### Exercise directions
Begin with the line containing "Transcribe the text in this document." and copy each line exactly through the last line of the entries, inclusive.

(Collection entries)
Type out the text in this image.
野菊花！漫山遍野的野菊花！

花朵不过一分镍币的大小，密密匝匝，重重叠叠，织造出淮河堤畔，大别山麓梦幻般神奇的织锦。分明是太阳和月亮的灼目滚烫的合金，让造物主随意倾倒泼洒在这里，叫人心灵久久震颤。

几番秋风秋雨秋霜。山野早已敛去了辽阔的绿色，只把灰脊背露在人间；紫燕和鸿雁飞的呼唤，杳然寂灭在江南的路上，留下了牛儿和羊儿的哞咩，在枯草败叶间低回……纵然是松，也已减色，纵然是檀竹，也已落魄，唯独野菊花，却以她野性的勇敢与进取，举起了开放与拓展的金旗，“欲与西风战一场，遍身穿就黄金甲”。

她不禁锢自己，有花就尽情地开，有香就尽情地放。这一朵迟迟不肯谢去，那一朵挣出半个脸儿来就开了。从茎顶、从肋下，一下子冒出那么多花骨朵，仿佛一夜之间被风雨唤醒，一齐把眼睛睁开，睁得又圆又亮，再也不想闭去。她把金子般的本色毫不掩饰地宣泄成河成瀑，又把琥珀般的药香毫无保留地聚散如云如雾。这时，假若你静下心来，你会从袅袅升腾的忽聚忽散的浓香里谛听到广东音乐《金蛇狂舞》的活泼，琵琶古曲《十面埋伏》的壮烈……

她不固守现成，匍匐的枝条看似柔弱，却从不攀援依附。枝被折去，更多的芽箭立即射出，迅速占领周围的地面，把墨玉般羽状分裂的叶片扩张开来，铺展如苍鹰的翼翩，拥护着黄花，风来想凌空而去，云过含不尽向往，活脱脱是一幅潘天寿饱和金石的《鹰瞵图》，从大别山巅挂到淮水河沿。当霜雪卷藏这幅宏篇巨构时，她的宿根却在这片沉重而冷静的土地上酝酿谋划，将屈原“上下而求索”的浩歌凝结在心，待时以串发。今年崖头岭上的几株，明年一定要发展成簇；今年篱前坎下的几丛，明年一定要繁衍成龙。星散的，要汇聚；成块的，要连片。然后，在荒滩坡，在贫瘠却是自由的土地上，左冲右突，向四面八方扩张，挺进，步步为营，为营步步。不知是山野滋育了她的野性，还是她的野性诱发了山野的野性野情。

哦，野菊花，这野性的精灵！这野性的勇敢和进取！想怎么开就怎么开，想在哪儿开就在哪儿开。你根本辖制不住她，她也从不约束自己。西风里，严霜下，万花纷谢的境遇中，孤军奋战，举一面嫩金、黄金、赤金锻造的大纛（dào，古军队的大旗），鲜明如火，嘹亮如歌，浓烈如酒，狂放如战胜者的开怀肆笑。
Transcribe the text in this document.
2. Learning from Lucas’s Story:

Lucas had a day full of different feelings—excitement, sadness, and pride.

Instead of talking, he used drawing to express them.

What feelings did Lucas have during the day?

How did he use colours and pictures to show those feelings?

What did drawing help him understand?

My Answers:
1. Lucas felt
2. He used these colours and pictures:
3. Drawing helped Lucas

### The reply
Transcribe the text in this document.
2. Learning from Lucas’s Story:

Lucas had a day full of different feelings—excitement, sadness, and pride.

Instead of talking, he used drawing to express them.

What feelings did Lucas have during the day?

How did he use colours and pictures to show those feelings?

What did drawing help him understand?

My Answers:
1. Lucas felt
2. He used these colours and pictures:
3. Drawing helped Lucas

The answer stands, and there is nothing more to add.